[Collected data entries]
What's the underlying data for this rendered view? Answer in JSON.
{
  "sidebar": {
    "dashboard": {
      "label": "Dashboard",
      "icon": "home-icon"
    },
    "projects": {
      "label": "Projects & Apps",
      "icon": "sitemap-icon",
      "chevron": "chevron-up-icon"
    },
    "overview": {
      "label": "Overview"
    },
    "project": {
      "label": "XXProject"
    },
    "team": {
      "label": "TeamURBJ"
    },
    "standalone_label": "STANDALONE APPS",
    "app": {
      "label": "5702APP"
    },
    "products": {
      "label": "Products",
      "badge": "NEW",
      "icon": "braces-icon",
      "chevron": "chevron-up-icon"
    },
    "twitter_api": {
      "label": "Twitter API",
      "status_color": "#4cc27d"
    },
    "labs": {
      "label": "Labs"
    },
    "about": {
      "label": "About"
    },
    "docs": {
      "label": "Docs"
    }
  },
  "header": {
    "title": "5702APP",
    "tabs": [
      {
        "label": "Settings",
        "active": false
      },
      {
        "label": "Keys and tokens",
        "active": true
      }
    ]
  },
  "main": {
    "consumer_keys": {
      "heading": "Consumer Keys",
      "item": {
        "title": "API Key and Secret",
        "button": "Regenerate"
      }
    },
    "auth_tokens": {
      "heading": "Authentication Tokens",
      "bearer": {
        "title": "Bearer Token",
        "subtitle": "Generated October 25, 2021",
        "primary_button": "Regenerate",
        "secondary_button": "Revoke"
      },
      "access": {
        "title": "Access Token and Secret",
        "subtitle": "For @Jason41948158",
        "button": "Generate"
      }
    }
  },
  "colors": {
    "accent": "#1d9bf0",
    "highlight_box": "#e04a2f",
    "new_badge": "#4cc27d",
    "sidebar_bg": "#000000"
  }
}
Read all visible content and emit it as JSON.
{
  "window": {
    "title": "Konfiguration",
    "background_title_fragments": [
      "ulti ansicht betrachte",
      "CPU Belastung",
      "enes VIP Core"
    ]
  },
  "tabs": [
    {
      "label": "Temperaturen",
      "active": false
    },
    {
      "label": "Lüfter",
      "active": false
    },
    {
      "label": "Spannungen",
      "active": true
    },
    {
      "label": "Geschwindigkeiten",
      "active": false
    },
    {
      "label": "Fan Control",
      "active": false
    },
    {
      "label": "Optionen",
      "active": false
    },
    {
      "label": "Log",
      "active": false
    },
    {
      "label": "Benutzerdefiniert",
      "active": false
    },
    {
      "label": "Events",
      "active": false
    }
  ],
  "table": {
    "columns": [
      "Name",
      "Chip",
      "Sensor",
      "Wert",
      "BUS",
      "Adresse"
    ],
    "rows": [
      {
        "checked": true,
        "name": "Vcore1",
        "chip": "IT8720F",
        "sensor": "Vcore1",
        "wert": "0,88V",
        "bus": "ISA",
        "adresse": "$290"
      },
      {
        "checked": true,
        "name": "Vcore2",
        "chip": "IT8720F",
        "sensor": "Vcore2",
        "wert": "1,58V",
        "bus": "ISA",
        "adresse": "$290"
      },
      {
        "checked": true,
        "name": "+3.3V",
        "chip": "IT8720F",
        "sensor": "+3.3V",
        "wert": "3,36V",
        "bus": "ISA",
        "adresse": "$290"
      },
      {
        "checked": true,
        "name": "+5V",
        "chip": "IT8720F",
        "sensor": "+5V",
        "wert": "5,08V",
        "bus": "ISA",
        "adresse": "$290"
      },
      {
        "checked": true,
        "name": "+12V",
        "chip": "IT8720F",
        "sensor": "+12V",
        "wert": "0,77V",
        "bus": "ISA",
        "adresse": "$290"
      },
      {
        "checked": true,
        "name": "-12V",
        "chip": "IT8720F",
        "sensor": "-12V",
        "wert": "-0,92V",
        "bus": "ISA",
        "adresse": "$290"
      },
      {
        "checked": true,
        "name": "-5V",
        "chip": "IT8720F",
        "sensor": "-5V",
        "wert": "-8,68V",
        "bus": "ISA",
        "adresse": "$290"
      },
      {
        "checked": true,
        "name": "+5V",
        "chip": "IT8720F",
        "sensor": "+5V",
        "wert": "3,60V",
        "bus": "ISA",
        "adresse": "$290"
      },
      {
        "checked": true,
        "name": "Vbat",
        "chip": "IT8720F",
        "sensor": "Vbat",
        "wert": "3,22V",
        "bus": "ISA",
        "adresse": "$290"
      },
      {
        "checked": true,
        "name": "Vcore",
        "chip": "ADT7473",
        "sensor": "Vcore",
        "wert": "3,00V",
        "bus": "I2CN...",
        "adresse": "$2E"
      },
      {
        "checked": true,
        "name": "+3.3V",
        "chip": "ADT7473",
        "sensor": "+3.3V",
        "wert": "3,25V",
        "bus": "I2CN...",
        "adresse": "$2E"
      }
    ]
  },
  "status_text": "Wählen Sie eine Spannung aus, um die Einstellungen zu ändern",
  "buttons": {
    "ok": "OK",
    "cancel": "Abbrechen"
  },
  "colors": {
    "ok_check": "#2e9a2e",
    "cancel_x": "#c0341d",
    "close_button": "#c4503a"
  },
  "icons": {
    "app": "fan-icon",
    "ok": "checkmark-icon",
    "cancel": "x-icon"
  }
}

### WORK TO COMPLETE
All of the data above should be transcribed exactly.

### TASK ANSWER
What's the underlying data for this rendered view? Answer in JSON.
{
  "sidebar": {
    "dashboard": {
      "label": "Dashboard",
      "icon": "home-icon"
    },
    "projects": {
      "label": "Projects & Apps",
      "icon": "sitemap-icon",
      "chevron": "chevron-up-icon"
    },
    "overview": {
      "label": "Overview"
    },
    "project": {
      "label": "XXProject"
    },
    "team": {
      "label": "TeamURBJ"
    },
    "standalone_label": "STANDALONE APPS",
    "app": {
      "label": "5702APP"
    },
    "products": {
      "label": "Products",
      "badge": "NEW",
      "icon": "braces-icon",
      "chevron": "chevron-up-icon"
    },
    "twitter_api": {
      "label": "Twitter API",
      "status_color": "#4cc27d"
    },
    "labs": {
      "label": "Labs"
    },
    "about": {
      "label": "About"
    },
    "docs": {
      "label": "Docs"
    }
  },
  "header": {
    "title": "5702APP",
    "tabs": [
      {
        "label": "Settings",
        "active": false
      },
      {
        "label": "Keys and tokens",
        "active": true
      }
    ]
  },
  "main": {
    "consumer_keys": {
      "heading": "Consumer Keys",
      "item": {
        "title": "API Key and Secret",
        "button": "Regenerate"
      }
    },
    "auth_tokens": {
      "heading": "Authentication Tokens",
      "bearer": {
        "title": "Bearer Token",
        "subtitle": "Generated October 25, 2021",
        "primary_button": "Regenerate",
        "secondary_button": "Revoke"
      },
      "access": {
        "title": "Access Token and Secret",
        "subtitle": "For @Jason41948158",
        "button": "Generate"
      }
    }
  },
  "colors": {
    "accent": "#1d9bf0",
    "highlight_box": "#e04a2f",
    "new_badge": "#4cc27d",
    "sidebar_bg": "#000000"
  }
}
Read all visible content and emit it as JSON.
{
  "window": {
    "title": "Konfiguration",
    "background_title_fragments": [
      "ulti ansicht betrachte",
      "CPU Belastung",
      "enes VIP Core"
    ]
  },
  "tabs": [
    {
      "label": "Temperaturen",
      "active": false
    },
    {
      "label": "Lüfter",
      "active": false
    },
    {
      "label": "Spannungen",
      "active": true
    },
    {
      "label": "Geschwindigkeiten",
      "active": false
    },
    {
      "label": "Fan Control",
      "active": false
    },
    {
      "label": "Optionen",
      "active": false
    },
    {
      "label": "Log",
      "active": false
    },
    {
      "label": "Benutzerdefiniert",
      "active": false
    },
    {
      "label": "Events",
      "active": false
    }
  ],
  "table": {
    "columns": [
      "Name",
      "Chip",
      "Sensor",
      "Wert",
      "BUS",
      "Adresse"
    ],
    "rows": [
      {
        "checked": true,
        "name": "Vcore1",
        "chip": "IT8720F",
        "sensor": "Vcore1",
        "wert": "0,88V",
        "bus": "ISA",
        "adresse": "$290"
      },
      {
        "checked": true,
        "name": "Vcore2",
        "chip": "IT8720F",
        "sensor": "Vcore2",
        "wert": "1,58V",
        "bus": "ISA",
        "adresse": "$290"
      },
      {
        "checked": true,
        "name": "+3.3V",
        "chip": "IT8720F",
        "sensor": "+3.3V",
        "wert": "3,36V",
        "bus": "ISA",
        "adresse": "$290"
      },
      {
        "checked": true,
        "name": "+5V",
        "chip": "IT8720F",
        "sensor": "+5V",
        "wert": "5,08V",
        "bus": "ISA",
        "adresse": "$290"
      },
      {
        "checked": true,
        "name": "+12V",
        "chip": "IT8720F",
        "sensor": "+12V",
        "wert": "0,77V",
        "bus": "ISA",
        "adresse": "$290"
      },
      {
        "checked": true,
        "name": "-12V",
        "chip": "IT8720F",
        "sensor": "-12V",
        "wert": "-0,92V",
        "bus": "ISA",
        "adresse": "$290"
      },
      {
        "checked": true,
        "name": "-5V",
        "chip": "IT8720F",
        "sensor": "-5V",
        "wert": "-8,68V",
        "bus": "ISA",
        "adresse": "$290"
      },
      {
        "checked": true,
        "name": "+5V",
        "chip": "IT8720F",
        "sensor": "+5V",
        "wert": "3,60V",
        "bus": "ISA",
        "adresse": "$290"
      },
      {
        "checked": true,
        "name": "Vbat",
        "chip": "IT8720F",
        "sensor": "Vbat",
        "wert": "3,22V",
        "bus": "ISA",
        "adresse": "$290"
      },
      {
        "checked": true,
        "name": "Vcore",
        "chip": "ADT7473",
        "sensor": "Vcore",
        "wert": "3,00V",
        "bus": "I2CN...",
        "adresse": "$2E"
      },
      {
        "checked": true,
        "name": "+3.3V",
        "chip": "ADT7473",
        "sensor": "+3.3V",
        "wert": "3,25V",
        "bus": "I2CN...",
        "adresse": "$2E"
      }
    ]
  },
  "status_text": "Wählen Sie eine Spannung aus, um die Einstellungen zu ändern",
  "buttons": {
    "ok": "OK",
    "cancel": "Abbrechen"
  },
  "colors": {
    "ok_check": "#2e9a2e",
    "cancel_x": "#c0341d",
    "close_button": "#c4503a"
  },
  "icons": {
    "app": "fan-icon",
    "ok": "checkmark-icon",
    "cancel": "x-icon"
  }
}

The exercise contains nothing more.